* [EXERCISE TASK]: Turn the stretch of items from the very start through the line containing "table-cell: 9.7 (905, 1783, 993, 1898)" into a Markdown table with two columns, Row and Line. Number each line in Row, put its text in Line, and leave out blank lines.

* [RECORDS SHOWN]:
━━━━━━━━━━

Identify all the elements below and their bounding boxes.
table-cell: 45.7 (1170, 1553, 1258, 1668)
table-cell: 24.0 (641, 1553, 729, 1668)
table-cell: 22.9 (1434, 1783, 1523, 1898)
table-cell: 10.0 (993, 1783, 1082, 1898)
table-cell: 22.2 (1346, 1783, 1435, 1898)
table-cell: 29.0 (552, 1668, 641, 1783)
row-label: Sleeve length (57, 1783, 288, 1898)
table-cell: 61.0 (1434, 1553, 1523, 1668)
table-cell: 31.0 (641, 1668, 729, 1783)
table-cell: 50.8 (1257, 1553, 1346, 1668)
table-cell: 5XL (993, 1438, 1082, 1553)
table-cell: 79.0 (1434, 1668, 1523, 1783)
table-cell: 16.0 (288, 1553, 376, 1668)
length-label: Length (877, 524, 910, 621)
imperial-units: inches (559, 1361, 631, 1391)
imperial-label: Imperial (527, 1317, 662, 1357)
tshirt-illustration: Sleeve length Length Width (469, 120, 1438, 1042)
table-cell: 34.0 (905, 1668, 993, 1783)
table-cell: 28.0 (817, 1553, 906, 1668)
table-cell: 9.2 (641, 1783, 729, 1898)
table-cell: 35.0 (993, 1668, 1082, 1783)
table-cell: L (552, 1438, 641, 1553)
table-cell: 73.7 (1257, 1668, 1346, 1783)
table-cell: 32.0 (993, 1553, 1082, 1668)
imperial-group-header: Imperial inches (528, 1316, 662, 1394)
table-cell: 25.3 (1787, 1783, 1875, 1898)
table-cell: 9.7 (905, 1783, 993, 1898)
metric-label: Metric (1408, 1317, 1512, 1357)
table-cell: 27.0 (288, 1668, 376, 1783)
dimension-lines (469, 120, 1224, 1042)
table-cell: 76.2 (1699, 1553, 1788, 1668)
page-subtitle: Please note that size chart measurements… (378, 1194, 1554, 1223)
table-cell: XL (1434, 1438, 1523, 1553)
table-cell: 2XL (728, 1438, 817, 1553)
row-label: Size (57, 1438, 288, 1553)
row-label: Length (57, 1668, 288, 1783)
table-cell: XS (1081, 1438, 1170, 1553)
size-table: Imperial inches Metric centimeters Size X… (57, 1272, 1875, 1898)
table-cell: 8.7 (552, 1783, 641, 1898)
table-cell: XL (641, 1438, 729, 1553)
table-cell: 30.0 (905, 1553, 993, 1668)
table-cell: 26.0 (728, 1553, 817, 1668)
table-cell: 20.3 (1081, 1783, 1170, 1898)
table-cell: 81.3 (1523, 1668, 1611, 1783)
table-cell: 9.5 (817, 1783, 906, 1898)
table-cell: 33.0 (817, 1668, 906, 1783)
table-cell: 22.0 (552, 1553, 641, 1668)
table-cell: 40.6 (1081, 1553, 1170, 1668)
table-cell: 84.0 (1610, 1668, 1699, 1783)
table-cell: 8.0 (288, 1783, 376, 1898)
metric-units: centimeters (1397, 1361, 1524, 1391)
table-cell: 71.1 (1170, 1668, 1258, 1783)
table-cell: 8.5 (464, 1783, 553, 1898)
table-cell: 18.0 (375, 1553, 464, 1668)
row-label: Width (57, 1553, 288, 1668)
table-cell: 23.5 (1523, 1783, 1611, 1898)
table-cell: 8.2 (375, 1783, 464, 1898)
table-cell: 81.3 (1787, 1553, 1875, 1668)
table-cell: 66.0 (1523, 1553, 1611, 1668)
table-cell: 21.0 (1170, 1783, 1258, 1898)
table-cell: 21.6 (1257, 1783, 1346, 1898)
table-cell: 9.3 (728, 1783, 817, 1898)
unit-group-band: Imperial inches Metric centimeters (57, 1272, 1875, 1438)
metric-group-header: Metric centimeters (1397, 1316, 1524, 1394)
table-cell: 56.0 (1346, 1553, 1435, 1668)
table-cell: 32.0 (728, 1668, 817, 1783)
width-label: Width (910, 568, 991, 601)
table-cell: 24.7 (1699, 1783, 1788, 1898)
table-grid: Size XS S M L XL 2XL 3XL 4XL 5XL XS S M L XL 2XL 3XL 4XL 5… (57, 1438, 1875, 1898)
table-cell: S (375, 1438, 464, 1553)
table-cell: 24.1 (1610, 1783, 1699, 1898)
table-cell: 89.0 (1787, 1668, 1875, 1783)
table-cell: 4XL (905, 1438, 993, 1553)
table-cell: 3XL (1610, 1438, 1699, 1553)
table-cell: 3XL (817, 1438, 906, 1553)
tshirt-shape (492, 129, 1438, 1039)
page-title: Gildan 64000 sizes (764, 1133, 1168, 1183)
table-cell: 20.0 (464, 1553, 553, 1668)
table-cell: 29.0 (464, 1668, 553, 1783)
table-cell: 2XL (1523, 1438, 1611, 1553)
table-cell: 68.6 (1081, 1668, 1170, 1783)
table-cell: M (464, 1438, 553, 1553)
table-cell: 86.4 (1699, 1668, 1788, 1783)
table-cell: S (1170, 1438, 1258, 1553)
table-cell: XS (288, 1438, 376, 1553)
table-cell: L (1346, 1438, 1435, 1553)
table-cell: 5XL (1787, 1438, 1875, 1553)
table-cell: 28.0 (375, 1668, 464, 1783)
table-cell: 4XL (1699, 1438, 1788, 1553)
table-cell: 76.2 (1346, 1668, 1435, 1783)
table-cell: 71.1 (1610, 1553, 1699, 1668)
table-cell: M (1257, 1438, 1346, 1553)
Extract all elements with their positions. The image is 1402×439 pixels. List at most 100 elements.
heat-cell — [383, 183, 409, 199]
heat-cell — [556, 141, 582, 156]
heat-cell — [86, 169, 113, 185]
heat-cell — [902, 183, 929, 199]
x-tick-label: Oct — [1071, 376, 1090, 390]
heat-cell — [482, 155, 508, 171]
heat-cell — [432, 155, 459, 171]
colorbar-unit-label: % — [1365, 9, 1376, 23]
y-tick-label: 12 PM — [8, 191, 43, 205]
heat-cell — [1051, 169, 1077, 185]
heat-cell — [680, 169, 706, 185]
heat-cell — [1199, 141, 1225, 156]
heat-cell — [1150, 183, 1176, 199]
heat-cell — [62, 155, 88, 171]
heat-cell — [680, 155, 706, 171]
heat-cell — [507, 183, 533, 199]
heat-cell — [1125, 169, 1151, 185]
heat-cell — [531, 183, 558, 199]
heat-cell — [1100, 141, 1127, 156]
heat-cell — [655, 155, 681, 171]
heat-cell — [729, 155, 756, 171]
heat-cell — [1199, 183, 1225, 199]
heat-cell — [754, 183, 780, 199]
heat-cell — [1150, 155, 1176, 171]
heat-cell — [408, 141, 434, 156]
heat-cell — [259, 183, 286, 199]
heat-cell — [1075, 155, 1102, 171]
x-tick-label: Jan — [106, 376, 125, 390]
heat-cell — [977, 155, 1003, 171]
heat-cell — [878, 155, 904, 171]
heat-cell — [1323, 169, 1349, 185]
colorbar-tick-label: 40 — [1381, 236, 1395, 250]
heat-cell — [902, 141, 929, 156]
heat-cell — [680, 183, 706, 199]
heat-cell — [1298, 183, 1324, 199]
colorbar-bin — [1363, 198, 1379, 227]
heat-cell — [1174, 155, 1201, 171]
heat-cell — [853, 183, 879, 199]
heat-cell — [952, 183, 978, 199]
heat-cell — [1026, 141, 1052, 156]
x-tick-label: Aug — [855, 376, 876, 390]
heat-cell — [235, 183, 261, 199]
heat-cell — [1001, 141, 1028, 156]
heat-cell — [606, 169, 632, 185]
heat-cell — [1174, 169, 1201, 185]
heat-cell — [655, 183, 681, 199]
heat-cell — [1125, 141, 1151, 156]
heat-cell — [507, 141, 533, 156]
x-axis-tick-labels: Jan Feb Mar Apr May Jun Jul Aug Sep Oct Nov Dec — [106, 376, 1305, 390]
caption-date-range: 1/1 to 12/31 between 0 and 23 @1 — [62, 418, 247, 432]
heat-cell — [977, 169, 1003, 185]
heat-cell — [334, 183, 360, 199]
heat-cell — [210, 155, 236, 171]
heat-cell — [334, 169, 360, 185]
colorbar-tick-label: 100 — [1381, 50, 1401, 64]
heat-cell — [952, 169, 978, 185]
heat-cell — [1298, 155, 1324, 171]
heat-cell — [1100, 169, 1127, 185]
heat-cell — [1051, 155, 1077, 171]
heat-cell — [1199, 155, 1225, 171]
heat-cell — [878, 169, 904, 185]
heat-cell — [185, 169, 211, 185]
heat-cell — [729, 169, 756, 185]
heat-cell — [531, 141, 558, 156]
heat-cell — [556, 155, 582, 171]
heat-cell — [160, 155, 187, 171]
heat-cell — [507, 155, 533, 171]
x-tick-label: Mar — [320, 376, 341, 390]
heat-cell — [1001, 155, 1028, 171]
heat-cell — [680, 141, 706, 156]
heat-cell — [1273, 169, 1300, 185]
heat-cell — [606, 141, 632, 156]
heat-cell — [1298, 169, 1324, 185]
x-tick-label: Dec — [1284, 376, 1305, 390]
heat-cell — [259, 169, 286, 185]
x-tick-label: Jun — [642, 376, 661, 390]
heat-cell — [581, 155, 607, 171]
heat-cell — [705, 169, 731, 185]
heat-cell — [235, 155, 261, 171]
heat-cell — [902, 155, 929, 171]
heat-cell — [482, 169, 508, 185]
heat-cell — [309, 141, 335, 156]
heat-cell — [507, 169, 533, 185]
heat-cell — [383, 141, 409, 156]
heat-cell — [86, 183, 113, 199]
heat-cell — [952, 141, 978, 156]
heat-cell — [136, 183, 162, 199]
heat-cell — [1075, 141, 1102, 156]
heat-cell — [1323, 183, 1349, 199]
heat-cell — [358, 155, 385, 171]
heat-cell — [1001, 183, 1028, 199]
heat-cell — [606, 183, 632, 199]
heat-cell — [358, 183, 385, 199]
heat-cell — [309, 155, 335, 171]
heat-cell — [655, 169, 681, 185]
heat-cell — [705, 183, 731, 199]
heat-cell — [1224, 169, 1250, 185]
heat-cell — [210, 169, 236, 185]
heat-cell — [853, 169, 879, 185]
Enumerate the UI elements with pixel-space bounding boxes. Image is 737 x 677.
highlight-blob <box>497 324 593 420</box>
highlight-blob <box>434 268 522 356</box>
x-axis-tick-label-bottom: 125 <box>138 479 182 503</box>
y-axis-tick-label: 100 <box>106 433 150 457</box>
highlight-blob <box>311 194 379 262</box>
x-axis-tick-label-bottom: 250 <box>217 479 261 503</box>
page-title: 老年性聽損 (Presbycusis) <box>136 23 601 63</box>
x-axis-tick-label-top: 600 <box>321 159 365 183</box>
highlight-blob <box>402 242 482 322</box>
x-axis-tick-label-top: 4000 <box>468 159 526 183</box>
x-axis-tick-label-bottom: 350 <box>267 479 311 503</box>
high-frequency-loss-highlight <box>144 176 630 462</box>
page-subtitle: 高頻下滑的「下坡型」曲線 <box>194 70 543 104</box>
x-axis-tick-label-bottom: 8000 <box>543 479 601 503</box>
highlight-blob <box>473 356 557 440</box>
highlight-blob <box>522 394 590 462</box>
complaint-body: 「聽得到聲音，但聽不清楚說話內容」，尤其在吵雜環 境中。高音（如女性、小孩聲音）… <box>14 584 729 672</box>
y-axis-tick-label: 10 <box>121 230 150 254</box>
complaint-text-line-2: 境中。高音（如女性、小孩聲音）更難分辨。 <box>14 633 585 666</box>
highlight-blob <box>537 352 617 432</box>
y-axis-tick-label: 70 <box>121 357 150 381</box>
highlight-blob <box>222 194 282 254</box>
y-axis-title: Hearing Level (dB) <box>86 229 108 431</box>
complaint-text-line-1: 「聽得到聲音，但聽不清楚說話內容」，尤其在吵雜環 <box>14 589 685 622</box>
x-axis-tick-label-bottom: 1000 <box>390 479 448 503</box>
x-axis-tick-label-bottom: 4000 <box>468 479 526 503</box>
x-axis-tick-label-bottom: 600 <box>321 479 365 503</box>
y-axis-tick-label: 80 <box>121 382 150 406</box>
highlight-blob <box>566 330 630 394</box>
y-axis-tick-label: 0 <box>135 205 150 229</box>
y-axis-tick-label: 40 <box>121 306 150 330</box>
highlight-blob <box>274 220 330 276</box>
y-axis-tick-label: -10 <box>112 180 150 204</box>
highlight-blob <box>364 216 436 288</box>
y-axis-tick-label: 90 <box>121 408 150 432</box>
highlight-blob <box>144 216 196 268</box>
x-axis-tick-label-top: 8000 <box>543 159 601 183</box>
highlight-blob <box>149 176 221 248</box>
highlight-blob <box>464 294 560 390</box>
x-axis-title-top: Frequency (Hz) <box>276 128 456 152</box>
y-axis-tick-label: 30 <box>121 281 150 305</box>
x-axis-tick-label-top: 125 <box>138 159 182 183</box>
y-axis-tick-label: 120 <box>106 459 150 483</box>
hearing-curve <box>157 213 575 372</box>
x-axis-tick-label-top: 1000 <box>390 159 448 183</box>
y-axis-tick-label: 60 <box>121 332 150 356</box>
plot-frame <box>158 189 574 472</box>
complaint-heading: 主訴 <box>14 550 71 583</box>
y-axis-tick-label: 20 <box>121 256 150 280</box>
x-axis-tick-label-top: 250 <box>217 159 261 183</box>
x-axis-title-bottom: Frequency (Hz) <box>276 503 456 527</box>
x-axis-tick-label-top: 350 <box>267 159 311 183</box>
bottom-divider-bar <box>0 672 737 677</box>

━━━━━━━━━━

* [WORKED ANSWER]:
| Row | Line |
|---|---|
| 1 | Identify all the elements below and their bounding boxes. |
| 2 | table-cell: 45.7 (1170, 1553, 1258, 1668) |
| 3 | table-cell: 24.0 (641, 1553, 729, 1668) |
| 4 | table-cell: 22.9 (1434, 1783, 1523, 1898) |
| 5 | table-cell: 10.0 (993, 1783, 1082, 1898) |
| 6 | table-cell: 22.2 (1346, 1783, 1435, 1898) |
| 7 | table-cell: 29.0 (552, 1668, 641, 1783) |
| 8 | row-label: Sleeve length (57, 1783, 288, 1898) |
| 9 | table-cell: 61.0 (1434, 1553, 1523, 1668) |
| 10 | table-cell: 31.0 (641, 1668, 729, 1783) |
| 11 | table-cell: 50.8 (1257, 1553, 1346, 1668) |
| 12 | table-cell: 5XL (993, 1438, 1082, 1553) |
| 13 | table-cell: 79.0 (1434, 1668, 1523, 1783) |
| 14 | table-cell: 16.0 (288, 1553, 376, 1668) |
| 15 | length-label: Length (877, 524, 910, 621) |
| 16 | imperial-units: inches (559, 1361, 631, 1391) |
| 17 | imperial-label: Imperial (527, 1317, 662, 1357) |
| 18 | tshirt-illustration: Sleeve length Length Width (469, 120, 1438, 1042) |
| 19 | table-cell: 34.0 (905, 1668, 993, 1783) |
| 20 | table-cell: 28.0 (817, 1553, 906, 1668) |
| 21 | table-cell: 9.2 (641, 1783, 729, 1898) |
| 22 | table-cell: 35.0 (993, 1668, 1082, 1783) |
| 23 | table-cell: L (552, 1438, 641, 1553) |
| 24 | table-cell: 73.7 (1257, 1668, 1346, 1783) |
| 25 | table-cell: 32.0 (993, 1553, 1082, 1668) |
| 26 | imperial-group-header: Imperial inches (528, 1316, 662, 1394) |
| 27 | table-cell: 25.3 (1787, 1783, 1875, 1898) |
| 28 | table-cell: 9.7 (905, 1783, 993, 1898) |